TASK:
Leave out the pictures and restate the rest of the data exactly.

— Start EXCERPTED RECORDS —

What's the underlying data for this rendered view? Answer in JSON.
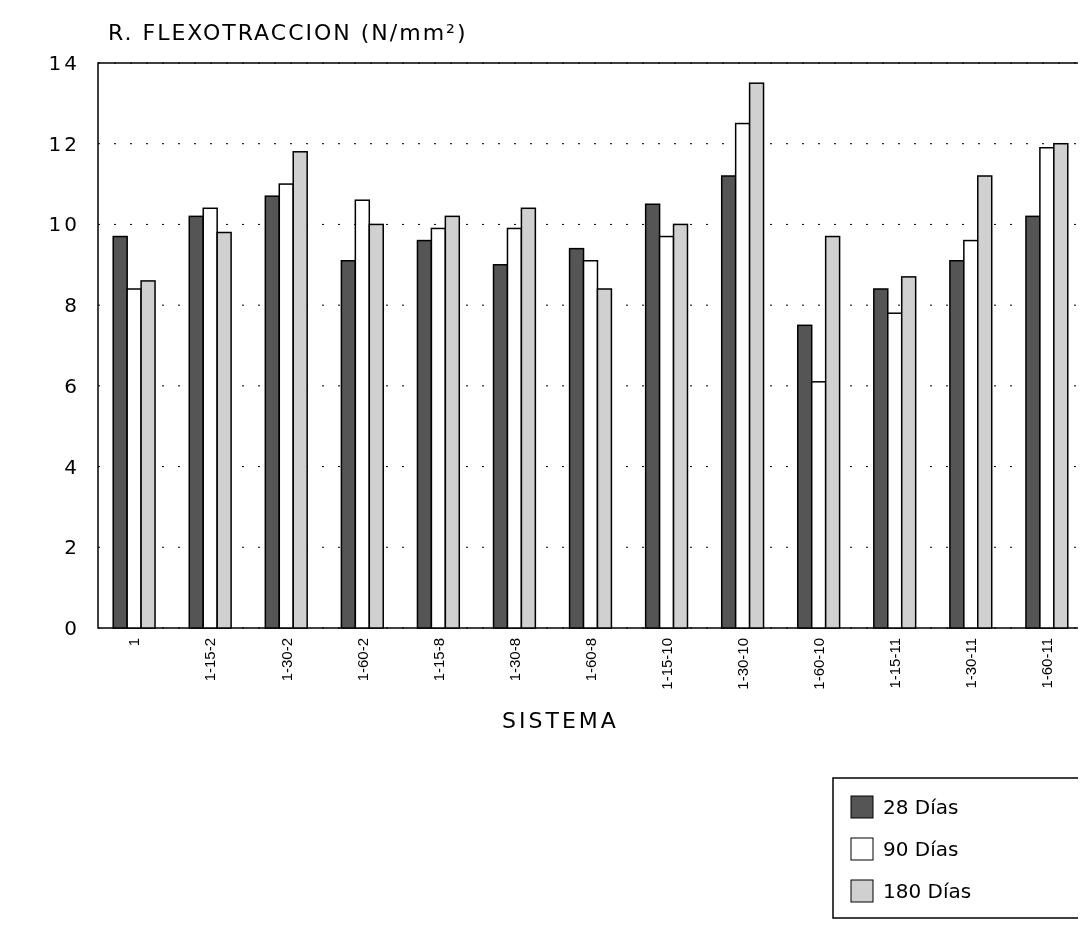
{
  "chart_data": {
    "type": "bar",
    "title": "R. FLEXOTRACCION (N/mm²)",
    "xlabel": "SISTEMA",
    "categories": [
      "1",
      "1-15-2",
      "1-30-2",
      "1-60-2",
      "1-15-8",
      "1-30-8",
      "1-60-8",
      "1-15-10",
      "1-30-10",
      "1-60-10",
      "1-15-11",
      "1-30-11",
      "1-60-11"
    ],
    "series": [
      {
        "name": "28 Días",
        "color": "#555555",
        "values": [
          9.7,
          10.2,
          10.7,
          9.1,
          9.6,
          9.0,
          9.4,
          10.5,
          11.2,
          7.5,
          8.4,
          9.1,
          10.2
        ]
      },
      {
        "name": "90 Días",
        "color": "#ffffff",
        "values": [
          8.4,
          10.4,
          11.0,
          10.6,
          9.9,
          9.9,
          9.1,
          9.7,
          12.5,
          6.1,
          7.8,
          9.6,
          11.9
        ]
      },
      {
        "name": "180 Días",
        "color": "#d0d0d0",
        "values": [
          8.6,
          9.8,
          11.8,
          10.0,
          10.2,
          10.4,
          8.4,
          10.0,
          13.5,
          9.7,
          8.7,
          11.2,
          12.0
        ]
      }
    ],
    "ylim": [
      0,
      14
    ],
    "yticks": [
      0,
      2,
      4,
      6,
      8,
      10,
      12,
      14
    ],
    "grid": "y",
    "legend": "bottom right"
  }
}
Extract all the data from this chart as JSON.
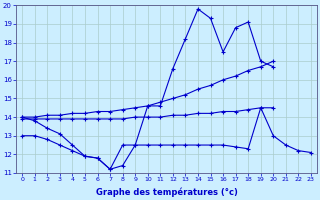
{
  "xlabel": "Graphe des températures (°c)",
  "line_color": "#0000cc",
  "bg_color": "#cceeff",
  "grid_color": "#aacccc",
  "ylim": [
    11,
    20
  ],
  "xlim_min": -0.5,
  "xlim_max": 23.5,
  "line1": {
    "x": [
      0,
      1,
      2,
      3,
      4,
      5,
      6,
      7,
      8,
      9,
      10,
      11,
      12,
      13,
      14,
      15,
      16,
      17,
      18,
      19,
      20,
      21,
      22,
      23
    ],
    "y": [
      14.0,
      13.8,
      13.4,
      13.1,
      12.5,
      11.9,
      11.8,
      11.2,
      11.4,
      12.5,
      14.6,
      14.6,
      16.6,
      18.2,
      19.8,
      19.3,
      17.5,
      18.8,
      19.1,
      17.0,
      16.7,
      null,
      null,
      null
    ]
  },
  "line2": {
    "x": [
      0,
      1,
      2,
      3,
      4,
      5,
      6,
      7,
      8,
      9,
      10,
      11,
      12,
      13,
      14,
      15,
      16,
      17,
      18,
      19,
      20,
      21,
      22,
      23
    ],
    "y": [
      14.0,
      14.0,
      14.1,
      14.1,
      14.2,
      14.2,
      14.3,
      14.3,
      14.4,
      14.5,
      14.6,
      14.8,
      15.0,
      15.2,
      15.5,
      15.7,
      16.0,
      16.2,
      16.5,
      16.7,
      17.0,
      null,
      null,
      null
    ]
  },
  "line3": {
    "x": [
      0,
      1,
      2,
      3,
      4,
      5,
      6,
      7,
      8,
      9,
      10,
      11,
      12,
      13,
      14,
      15,
      16,
      17,
      18,
      19,
      20,
      21,
      22,
      23
    ],
    "y": [
      13.9,
      13.9,
      13.9,
      13.9,
      13.9,
      13.9,
      13.9,
      13.9,
      13.9,
      14.0,
      14.0,
      14.0,
      14.1,
      14.1,
      14.2,
      14.2,
      14.3,
      14.3,
      14.4,
      14.5,
      14.5,
      null,
      null,
      null
    ]
  },
  "line4": {
    "x": [
      0,
      1,
      2,
      3,
      4,
      5,
      6,
      7,
      8,
      9,
      10,
      11,
      12,
      13,
      14,
      15,
      16,
      17,
      18,
      19,
      20,
      21,
      22,
      23
    ],
    "y": [
      13.0,
      13.0,
      12.8,
      12.5,
      12.2,
      11.9,
      11.8,
      11.2,
      12.5,
      12.5,
      12.5,
      12.5,
      12.5,
      12.5,
      12.5,
      12.5,
      12.5,
      12.4,
      12.3,
      14.5,
      13.0,
      12.5,
      12.2,
      12.1
    ]
  }
}
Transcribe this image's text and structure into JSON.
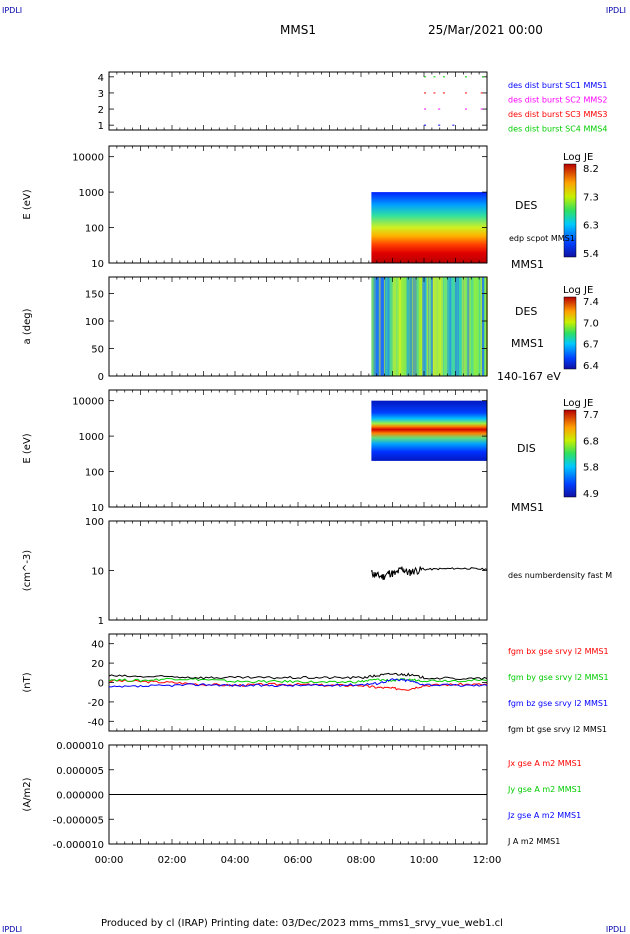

— End EXCERPTED RECORDS —

EXERCISE ANSWER:
What's the underlying data for this rendered view? Answer in JSON.
{
  "chart_data": {
    "type": "bar",
    "title": "R. FLEXOTRACCION (N/mm²)",
    "xlabel": "SISTEMA",
    "categories": [
      "1",
      "1-15-2",
      "1-30-2",
      "1-60-2",
      "1-15-8",
      "1-30-8",
      "1-60-8",
      "1-15-10",
      "1-30-10",
      "1-60-10",
      "1-15-11",
      "1-30-11",
      "1-60-11"
    ],
    "series": [
      {
        "name": "28 Días",
        "color": "#555555",
        "values": [
          9.7,
          10.2,
          10.7,
          9.1,
          9.6,
          9.0,
          9.4,
          10.5,
          11.2,
          7.5,
          8.4,
          9.1,
          10.2
        ]
      },
      {
        "name": "90 Días",
        "color": "#ffffff",
        "values": [
          8.4,
          10.4,
          11.0,
          10.6,
          9.9,
          9.9,
          9.1,
          9.7,
          12.5,
          6.1,
          7.8,
          9.6,
          11.9
        ]
      },
      {
        "name": "180 Días",
        "color": "#d0d0d0",
        "values": [
          8.6,
          9.8,
          11.8,
          10.0,
          10.2,
          10.4,
          8.4,
          10.0,
          13.5,
          9.7,
          8.7,
          11.2,
          12.0
        ]
      }
    ],
    "ylim": [
      0,
      14
    ],
    "yticks": [
      0,
      2,
      4,
      6,
      8,
      10,
      12,
      14
    ],
    "grid": "y",
    "legend": "bottom right"
  }
}
Extract all the data from this chart as JSON.
{
  "xlabel": "Graphe des températures (°c)",
  "line_color": "#0000cc",
  "bg_color": "#cceeff",
  "grid_color": "#aacccc",
  "ylim": [
    11,
    20
  ],
  "xlim_min": -0.5,
  "xlim_max": 23.5,
  "line1": {
    "x": [
      0,
      1,
      2,
      3,
      4,
      5,
      6,
      7,
      8,
      9,
      10,
      11,
      12,
      13,
      14,
      15,
      16,
      17,
      18,
      19,
      20,
      21,
      22,
      23
    ],
    "y": [
      14.0,
      13.8,
      13.4,
      13.1,
      12.5,
      11.9,
      11.8,
      11.2,
      11.4,
      12.5,
      14.6,
      14.6,
      16.6,
      18.2,
      19.8,
      19.3,
      17.5,
      18.8,
      19.1,
      17.0,
      16.7,
      null,
      null,
      null
    ]
  },
  "line2": {
    "x": [
      0,
      1,
      2,
      3,
      4,
      5,
      6,
      7,
      8,
      9,
      10,
      11,
      12,
      13,
      14,
      15,
      16,
      17,
      18,
      19,
      20,
      21,
      22,
      23
    ],
    "y": [
      14.0,
      14.0,
      14.1,
      14.1,
      14.2,
      14.2,
      14.3,
      14.3,
      14.4,
      14.5,
      14.6,
      14.8,
      15.0,
      15.2,
      15.5,
      15.7,
      16.0,
      16.2,
      16.5,
      16.7,
      17.0,
      null,
      null,
      null
    ]
  },
  "line3": {
    "x": [
      0,
      1,
      2,
      3,
      4,
      5,
      6,
      7,
      8,
      9,
      10,
      11,
      12,
      13,
      14,
      15,
      16,
      17,
      18,
      19,
      20,
      21,
      22,
      23
    ],
    "y": [
      13.9,
      13.9,
      13.9,
      13.9,
      13.9,
      13.9,
      13.9,
      13.9,
      13.9,
      14.0,
      14.0,
      14.0,
      14.1,
      14.1,
      14.2,
      14.2,
      14.3,
      14.3,
      14.4,
      14.5,
      14.5,
      null,
      null,
      null
    ]
  },
  "line4": {
    "x": [
      0,
      1,
      2,
      3,
      4,
      5,
      6,
      7,
      8,
      9,
      10,
      11,
      12,
      13,
      14,
      15,
      16,
      17,
      18,
      19,
      20,
      21,
      22,
      23
    ],
    "y": [
      13.0,
      13.0,
      12.8,
      12.5,
      12.2,
      11.9,
      11.8,
      11.2,
      12.5,
      12.5,
      12.5,
      12.5,
      12.5,
      12.5,
      12.5,
      12.5,
      12.5,
      12.4,
      12.3,
      14.5,
      13.0,
      12.5,
      12.2,
      12.1
    ]
  }
}
Transcribe this image's text and structure into JSON.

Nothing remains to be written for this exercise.